Stored records:

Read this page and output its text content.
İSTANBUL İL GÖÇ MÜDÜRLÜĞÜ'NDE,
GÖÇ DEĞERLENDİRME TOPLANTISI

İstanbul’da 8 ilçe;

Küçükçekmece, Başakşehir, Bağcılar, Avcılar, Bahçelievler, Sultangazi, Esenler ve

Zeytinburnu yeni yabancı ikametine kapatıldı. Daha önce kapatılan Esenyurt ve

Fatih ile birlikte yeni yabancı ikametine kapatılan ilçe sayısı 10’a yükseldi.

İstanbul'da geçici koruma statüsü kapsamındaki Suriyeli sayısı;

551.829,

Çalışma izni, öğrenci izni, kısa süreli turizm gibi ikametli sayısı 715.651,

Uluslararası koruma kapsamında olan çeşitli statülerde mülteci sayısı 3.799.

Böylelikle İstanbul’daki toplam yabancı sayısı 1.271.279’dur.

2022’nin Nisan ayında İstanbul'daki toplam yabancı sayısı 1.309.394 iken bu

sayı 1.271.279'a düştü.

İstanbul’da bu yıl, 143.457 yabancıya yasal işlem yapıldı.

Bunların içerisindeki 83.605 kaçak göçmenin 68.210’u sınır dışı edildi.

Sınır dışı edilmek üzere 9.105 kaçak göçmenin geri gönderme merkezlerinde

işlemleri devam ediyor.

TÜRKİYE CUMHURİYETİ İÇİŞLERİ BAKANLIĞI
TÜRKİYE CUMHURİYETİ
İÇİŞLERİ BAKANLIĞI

[Directive]: Reproduce all of the material above word for word.

[Written solution]:
Read this page and output its text content.
İSTANBUL İL GÖÇ MÜDÜRLÜĞÜ'NDE,
GÖÇ DEĞERLENDİRME TOPLANTISI

İstanbul’da 8 ilçe;

Küçükçekmece, Başakşehir, Bağcılar, Avcılar, Bahçelievler, Sultangazi, Esenler ve

Zeytinburnu yeni yabancı ikametine kapatıldı. Daha önce kapatılan Esenyurt ve

Fatih ile birlikte yeni yabancı ikametine kapatılan ilçe sayısı 10’a yükseldi.

İstanbul'da geçici koruma statüsü kapsamındaki Suriyeli sayısı;

551.829,

Çalışma izni, öğrenci izni, kısa süreli turizm gibi ikametli sayısı 715.651,

Uluslararası koruma kapsamında olan çeşitli statülerde mülteci sayısı 3.799.

Böylelikle İstanbul’daki toplam yabancı sayısı 1.271.279’dur.

2022’nin Nisan ayında İstanbul'daki toplam yabancı sayısı 1.309.394 iken bu

sayı 1.271.279'a düştü.

İstanbul’da bu yıl, 143.457 yabancıya yasal işlem yapıldı.

Bunların içerisindeki 83.605 kaçak göçmenin 68.210’u sınır dışı edildi.

Sınır dışı edilmek üzere 9.105 kaçak göçmenin geri gönderme merkezlerinde

işlemleri devam ediyor.

TÜRKİYE CUMHURİYETİ İÇİŞLERİ BAKANLIĞI
TÜRKİYE CUMHURİYETİ
İÇİŞLERİ BAKANLIĞI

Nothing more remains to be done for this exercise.